** Begin **

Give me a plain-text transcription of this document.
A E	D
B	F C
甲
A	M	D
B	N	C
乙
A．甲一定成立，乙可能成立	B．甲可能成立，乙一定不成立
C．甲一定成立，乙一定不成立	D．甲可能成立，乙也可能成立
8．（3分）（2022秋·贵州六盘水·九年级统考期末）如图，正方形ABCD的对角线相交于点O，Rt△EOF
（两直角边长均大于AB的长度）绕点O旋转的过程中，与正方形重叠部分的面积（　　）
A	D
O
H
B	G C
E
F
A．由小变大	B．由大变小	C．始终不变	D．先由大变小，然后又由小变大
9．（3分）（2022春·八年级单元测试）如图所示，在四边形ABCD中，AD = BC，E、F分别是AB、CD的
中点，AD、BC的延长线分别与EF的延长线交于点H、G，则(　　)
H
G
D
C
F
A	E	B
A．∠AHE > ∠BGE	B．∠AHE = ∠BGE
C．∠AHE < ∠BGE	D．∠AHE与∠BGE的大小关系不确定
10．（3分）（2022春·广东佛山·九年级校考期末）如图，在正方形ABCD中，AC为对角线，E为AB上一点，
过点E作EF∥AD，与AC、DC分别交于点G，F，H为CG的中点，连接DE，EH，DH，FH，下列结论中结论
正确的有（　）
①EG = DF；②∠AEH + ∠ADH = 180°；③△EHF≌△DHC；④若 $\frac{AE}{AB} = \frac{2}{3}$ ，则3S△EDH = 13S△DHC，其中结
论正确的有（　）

** End **

Copy the material above verbatim.

Give me a plain-text transcription of this document.
A E	D
B	F C
甲
A	M	D
B	N	C
乙
A．甲一定成立，乙可能成立	B．甲可能成立，乙一定不成立
C．甲一定成立，乙一定不成立	D．甲可能成立，乙也可能成立
8．（3分）（2022秋·贵州六盘水·九年级统考期末）如图，正方形ABCD的对角线相交于点O，Rt△EOF
（两直角边长均大于AB的长度）绕点O旋转的过程中，与正方形重叠部分的面积（　　）
A	D
O
H
B	G C
E
F
A．由小变大	B．由大变小	C．始终不变	D．先由大变小，然后又由小变大
9．（3分）（2022春·八年级单元测试）如图所示，在四边形ABCD中，AD = BC，E、F分别是AB、CD的
中点，AD、BC的延长线分别与EF的延长线交于点H、G，则(　　)
H
G
D
C
F
A	E	B
A．∠AHE > ∠BGE	B．∠AHE = ∠BGE
C．∠AHE < ∠BGE	D．∠AHE与∠BGE的大小关系不确定
10．（3分）（2022春·广东佛山·九年级校考期末）如图，在正方形ABCD中，AC为对角线，E为AB上一点，
过点E作EF∥AD，与AC、DC分别交于点G，F，H为CG的中点，连接DE，EH，DH，FH，下列结论中结论
正确的有（　）
①EG = DF；②∠AEH + ∠ADH = 180°；③△EHF≌△DHC；④若 $\frac{AE}{AB} = \frac{2}{3}$ ，则3S△EDH = 13S△DHC，其中结
论正确的有（　）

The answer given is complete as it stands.